GOAL OF THE EXERCISE:
Show each line of the records that contains the word "substrate". Treat uppercase and lowercase letters as different.

RECORDS FOR PROCESSING:
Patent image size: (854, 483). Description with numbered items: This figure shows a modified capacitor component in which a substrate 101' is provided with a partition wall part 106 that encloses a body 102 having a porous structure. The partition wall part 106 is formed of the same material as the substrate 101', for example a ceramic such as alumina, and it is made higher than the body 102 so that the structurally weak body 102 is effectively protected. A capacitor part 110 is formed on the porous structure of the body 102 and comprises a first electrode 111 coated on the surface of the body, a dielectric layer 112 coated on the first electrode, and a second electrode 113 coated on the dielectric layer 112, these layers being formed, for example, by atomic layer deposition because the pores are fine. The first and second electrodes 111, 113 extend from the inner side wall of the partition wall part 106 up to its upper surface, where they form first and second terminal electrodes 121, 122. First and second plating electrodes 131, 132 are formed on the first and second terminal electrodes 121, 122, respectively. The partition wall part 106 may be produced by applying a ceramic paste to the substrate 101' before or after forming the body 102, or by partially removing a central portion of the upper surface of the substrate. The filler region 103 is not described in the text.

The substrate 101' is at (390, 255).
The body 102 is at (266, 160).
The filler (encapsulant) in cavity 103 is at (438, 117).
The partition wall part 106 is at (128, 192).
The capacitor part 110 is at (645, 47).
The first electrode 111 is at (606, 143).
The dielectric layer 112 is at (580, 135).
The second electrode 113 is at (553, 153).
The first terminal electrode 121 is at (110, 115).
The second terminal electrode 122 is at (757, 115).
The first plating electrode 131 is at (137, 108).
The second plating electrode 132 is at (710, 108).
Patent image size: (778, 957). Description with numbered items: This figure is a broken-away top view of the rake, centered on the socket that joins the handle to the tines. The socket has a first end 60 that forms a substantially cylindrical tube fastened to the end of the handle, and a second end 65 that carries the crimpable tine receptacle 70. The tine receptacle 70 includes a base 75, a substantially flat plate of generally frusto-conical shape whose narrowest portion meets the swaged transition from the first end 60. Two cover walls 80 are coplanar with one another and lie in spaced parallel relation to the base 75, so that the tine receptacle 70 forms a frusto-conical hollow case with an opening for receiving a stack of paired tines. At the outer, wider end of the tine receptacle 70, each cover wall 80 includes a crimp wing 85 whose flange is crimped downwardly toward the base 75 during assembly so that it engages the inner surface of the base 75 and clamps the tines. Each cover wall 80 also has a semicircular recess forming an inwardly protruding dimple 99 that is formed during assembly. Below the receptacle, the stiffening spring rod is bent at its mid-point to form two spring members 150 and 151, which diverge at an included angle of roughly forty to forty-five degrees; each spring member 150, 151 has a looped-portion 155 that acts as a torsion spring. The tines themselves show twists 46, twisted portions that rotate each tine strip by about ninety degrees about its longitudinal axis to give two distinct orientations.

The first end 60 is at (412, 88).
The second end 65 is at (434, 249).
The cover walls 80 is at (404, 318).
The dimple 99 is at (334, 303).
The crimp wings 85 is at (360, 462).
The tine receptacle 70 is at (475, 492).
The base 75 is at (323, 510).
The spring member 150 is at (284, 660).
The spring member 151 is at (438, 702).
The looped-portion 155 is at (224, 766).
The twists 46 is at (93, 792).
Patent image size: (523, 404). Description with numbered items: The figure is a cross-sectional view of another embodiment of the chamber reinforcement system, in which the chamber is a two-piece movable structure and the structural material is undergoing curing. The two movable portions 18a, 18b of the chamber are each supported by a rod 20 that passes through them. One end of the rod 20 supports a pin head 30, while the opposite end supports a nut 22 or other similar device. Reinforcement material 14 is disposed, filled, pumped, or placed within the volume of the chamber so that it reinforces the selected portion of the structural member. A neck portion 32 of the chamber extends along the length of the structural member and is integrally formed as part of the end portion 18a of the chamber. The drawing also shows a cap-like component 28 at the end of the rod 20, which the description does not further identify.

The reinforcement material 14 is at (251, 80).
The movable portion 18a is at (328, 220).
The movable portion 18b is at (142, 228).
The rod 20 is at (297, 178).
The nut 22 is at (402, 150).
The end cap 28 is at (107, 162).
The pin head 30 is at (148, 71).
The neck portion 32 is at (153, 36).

RIGHT ANSWER:
Patent image size: (854, 483). Description with numbered items: This figure shows a modified capacitor component in which a substrate 101' is provided with a partition wall part 106 that encloses a body 102 having a porous structure. The partition wall part 106 is formed of the same material as the substrate 101', for example a ceramic such as alumina, and it is made higher than the body 102 so that the structurally weak body 102 is effectively protected. A capacitor part 110 is formed on the porous structure of the body 102 and comprises a first electrode 111 coated on the surface of the body, a dielectric layer 112 coated on the first electrode, and a second electrode 113 coated on the dielectric layer 112, these layers being formed, for example, by atomic layer deposition because the pores are fine. The first and second electrodes 111, 113 extend from the inner side wall of the partition wall part 106 up to its upper surface, where they form first and second terminal electrodes 121, 122. First and second plating electrodes 131, 132 are formed on the first and second terminal electrodes 121, 122, respectively. The partition wall part 106 may be produced by applying a ceramic paste to the substrate 101' before or after forming the body 102, or by partially removing a central portion of the upper surface of the substrate. The filler region 103 is not described in the text.
The substrate 101' is at (390, 255).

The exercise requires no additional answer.